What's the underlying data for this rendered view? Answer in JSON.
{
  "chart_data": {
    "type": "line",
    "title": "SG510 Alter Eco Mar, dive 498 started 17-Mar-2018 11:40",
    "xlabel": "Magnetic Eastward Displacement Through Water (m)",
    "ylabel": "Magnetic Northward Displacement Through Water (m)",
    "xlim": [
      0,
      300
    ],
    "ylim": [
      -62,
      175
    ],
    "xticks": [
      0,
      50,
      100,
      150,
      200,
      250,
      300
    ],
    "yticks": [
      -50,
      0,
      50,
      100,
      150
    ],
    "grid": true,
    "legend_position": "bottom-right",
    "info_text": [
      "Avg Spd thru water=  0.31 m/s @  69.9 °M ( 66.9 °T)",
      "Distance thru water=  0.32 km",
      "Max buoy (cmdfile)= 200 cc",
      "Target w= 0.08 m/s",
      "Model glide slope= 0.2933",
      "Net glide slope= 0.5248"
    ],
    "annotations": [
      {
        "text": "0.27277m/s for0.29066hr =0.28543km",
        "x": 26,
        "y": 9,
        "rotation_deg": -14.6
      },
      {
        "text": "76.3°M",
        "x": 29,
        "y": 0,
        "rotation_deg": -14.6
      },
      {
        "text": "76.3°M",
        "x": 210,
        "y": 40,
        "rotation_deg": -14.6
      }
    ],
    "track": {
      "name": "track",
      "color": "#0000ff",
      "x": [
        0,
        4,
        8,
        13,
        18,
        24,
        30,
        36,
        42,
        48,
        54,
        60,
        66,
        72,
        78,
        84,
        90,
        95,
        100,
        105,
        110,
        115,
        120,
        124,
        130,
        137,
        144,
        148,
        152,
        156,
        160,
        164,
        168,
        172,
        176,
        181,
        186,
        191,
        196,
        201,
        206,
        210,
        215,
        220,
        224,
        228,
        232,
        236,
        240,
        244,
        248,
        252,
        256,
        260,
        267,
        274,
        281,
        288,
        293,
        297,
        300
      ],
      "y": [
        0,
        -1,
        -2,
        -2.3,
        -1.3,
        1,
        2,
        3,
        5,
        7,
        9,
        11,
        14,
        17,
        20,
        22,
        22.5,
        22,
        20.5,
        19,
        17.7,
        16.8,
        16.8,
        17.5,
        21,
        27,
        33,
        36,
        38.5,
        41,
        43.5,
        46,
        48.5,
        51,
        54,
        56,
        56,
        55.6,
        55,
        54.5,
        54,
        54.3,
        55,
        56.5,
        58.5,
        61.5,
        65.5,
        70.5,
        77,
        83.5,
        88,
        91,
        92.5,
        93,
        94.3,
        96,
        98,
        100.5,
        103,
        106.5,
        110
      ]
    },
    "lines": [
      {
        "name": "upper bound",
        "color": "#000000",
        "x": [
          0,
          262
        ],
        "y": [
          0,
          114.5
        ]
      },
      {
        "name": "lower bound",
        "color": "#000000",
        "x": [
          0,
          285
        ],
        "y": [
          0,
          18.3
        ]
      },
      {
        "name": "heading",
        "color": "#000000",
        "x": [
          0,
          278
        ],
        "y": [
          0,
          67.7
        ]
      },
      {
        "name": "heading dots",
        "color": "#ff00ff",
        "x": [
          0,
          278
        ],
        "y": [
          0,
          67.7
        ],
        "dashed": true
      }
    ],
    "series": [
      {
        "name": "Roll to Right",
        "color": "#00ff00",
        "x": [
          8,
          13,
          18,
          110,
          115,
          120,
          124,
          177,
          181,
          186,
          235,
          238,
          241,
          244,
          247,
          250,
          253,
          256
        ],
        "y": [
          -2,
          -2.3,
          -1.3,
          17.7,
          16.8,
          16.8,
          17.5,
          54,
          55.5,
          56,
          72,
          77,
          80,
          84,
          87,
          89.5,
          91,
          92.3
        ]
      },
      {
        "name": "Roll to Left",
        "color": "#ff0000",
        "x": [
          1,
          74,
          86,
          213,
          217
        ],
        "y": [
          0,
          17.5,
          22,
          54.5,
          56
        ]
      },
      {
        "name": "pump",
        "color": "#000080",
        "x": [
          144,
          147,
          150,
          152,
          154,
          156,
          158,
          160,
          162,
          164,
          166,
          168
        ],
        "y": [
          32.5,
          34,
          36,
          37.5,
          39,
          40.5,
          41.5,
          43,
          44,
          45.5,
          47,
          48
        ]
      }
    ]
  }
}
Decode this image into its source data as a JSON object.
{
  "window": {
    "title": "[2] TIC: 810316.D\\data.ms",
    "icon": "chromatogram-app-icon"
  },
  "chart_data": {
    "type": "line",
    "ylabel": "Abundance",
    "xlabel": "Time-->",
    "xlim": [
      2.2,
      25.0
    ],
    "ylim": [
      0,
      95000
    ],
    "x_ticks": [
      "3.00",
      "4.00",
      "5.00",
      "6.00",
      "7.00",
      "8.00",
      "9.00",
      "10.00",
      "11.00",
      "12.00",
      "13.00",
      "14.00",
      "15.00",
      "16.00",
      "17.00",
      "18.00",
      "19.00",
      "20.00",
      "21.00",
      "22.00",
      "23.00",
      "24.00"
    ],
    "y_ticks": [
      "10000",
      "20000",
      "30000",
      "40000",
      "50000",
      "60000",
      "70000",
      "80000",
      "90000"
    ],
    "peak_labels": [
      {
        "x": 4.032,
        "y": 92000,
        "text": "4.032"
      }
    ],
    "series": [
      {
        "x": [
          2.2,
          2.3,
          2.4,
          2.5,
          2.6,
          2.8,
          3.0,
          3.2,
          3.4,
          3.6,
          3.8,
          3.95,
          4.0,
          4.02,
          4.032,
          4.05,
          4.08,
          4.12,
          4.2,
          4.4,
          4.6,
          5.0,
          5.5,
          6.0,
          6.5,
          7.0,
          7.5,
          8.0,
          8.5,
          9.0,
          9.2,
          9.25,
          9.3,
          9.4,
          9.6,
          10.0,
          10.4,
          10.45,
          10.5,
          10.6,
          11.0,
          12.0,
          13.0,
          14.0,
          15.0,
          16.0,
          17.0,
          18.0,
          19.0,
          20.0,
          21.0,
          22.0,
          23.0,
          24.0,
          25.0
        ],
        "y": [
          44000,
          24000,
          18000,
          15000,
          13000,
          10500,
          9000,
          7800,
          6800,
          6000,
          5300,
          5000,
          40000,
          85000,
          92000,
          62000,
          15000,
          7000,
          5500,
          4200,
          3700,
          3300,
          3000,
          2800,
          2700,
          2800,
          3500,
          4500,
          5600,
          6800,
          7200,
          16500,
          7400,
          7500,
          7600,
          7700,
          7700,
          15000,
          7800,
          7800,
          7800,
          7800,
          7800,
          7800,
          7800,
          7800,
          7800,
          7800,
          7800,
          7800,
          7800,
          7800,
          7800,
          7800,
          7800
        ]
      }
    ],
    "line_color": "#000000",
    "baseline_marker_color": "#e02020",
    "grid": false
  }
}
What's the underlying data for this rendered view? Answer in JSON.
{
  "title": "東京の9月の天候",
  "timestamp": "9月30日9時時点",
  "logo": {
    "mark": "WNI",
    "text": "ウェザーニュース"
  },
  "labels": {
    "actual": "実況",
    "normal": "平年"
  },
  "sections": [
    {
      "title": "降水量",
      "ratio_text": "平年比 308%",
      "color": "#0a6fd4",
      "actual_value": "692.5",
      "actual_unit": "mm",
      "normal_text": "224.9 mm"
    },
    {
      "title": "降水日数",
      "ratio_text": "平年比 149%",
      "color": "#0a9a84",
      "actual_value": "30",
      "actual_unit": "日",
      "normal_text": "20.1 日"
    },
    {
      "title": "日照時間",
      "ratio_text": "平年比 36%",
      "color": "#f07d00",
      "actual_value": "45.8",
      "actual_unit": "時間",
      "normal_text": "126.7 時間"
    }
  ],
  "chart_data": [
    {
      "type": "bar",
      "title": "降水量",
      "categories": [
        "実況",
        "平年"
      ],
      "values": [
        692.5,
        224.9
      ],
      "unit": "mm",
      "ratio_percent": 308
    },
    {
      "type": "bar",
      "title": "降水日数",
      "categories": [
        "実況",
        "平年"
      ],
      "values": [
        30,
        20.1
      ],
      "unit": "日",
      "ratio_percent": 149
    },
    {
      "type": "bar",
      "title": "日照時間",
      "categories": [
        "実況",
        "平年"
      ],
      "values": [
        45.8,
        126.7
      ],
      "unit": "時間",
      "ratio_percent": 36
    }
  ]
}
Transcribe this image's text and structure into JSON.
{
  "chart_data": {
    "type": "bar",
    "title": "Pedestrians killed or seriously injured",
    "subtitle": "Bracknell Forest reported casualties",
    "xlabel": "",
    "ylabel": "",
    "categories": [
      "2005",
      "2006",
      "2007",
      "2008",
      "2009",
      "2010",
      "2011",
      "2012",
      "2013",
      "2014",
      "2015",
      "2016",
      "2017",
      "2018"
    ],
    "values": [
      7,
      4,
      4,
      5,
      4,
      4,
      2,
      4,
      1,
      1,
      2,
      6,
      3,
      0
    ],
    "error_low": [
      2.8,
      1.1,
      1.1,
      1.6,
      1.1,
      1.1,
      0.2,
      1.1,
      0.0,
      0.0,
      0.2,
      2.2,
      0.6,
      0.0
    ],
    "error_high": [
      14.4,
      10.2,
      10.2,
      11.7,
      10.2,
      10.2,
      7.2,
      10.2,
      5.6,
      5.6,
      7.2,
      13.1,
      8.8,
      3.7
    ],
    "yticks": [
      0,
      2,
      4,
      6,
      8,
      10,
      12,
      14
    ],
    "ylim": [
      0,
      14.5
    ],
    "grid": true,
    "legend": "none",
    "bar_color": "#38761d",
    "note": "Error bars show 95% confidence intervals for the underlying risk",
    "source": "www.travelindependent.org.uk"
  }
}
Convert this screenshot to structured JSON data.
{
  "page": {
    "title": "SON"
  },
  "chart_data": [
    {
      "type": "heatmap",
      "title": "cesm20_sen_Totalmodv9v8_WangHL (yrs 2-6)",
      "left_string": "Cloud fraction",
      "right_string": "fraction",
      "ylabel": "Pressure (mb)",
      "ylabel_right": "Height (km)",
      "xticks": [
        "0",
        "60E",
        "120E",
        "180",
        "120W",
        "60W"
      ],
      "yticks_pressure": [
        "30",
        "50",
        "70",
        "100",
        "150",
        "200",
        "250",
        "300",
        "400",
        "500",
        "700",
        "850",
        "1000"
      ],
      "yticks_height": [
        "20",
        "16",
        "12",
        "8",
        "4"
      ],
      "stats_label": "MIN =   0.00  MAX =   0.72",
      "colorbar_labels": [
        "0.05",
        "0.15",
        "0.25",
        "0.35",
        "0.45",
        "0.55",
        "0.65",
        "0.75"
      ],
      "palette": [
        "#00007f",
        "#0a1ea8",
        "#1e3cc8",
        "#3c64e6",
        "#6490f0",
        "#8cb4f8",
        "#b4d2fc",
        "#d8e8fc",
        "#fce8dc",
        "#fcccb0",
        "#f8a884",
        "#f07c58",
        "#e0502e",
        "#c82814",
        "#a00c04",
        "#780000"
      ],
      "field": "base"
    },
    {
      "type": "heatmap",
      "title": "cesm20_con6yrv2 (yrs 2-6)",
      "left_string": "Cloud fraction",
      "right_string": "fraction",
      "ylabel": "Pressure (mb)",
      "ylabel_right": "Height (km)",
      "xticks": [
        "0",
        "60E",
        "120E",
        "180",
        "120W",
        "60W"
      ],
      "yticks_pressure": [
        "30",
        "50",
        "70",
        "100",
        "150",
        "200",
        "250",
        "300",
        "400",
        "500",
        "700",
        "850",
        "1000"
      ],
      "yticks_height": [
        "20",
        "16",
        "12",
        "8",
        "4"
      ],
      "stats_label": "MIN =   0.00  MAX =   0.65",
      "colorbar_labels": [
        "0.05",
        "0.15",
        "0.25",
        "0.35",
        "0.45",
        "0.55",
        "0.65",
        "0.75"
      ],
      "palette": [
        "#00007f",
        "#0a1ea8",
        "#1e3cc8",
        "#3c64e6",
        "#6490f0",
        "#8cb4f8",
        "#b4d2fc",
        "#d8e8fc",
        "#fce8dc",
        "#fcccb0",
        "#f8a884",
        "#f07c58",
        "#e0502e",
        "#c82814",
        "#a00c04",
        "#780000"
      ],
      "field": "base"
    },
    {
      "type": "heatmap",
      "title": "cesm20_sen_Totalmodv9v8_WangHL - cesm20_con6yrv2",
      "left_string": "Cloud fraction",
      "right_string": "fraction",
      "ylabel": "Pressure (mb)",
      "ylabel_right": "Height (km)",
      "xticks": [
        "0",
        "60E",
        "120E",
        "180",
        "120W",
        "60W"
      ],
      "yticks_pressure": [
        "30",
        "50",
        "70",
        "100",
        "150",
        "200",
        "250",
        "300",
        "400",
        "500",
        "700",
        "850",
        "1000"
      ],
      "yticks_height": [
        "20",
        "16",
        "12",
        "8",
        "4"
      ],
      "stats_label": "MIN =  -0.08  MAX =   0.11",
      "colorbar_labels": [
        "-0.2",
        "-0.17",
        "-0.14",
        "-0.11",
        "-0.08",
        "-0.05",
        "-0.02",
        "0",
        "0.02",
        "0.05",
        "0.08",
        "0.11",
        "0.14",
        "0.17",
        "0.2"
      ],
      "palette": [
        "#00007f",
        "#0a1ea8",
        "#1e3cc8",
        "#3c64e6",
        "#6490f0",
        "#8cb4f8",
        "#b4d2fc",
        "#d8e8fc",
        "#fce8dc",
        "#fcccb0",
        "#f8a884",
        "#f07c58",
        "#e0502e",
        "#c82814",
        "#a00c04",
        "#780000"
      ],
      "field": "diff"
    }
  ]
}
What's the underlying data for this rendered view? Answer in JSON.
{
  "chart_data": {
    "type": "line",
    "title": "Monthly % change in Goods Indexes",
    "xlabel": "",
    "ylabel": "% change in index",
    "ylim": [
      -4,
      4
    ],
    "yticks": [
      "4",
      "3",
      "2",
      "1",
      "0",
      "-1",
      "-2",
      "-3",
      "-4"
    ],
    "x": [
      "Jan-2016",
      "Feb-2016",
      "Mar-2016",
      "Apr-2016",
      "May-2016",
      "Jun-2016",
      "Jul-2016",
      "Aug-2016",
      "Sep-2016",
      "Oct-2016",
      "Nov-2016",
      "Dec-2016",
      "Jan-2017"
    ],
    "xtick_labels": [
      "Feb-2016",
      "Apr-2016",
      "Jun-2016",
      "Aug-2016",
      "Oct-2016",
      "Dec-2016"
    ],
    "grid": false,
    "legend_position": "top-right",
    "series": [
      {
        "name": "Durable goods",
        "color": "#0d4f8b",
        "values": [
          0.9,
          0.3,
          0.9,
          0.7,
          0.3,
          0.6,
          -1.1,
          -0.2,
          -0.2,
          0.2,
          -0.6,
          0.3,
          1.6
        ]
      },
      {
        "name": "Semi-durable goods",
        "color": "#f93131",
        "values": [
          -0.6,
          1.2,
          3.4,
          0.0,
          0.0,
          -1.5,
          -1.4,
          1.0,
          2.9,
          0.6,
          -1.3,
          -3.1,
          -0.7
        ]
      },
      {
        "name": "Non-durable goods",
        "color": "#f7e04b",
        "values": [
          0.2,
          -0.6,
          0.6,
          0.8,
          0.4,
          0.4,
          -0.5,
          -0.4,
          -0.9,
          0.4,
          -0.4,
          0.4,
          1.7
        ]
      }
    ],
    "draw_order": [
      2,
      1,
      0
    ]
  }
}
+ + +
> [Exercise brief]:
Look through the data above. Each line containing the word "into" needs to be copied.

> [Problem solution]:
Decode this image into its source data as a JSON object.
Transcribe this image's text and structure into JSON.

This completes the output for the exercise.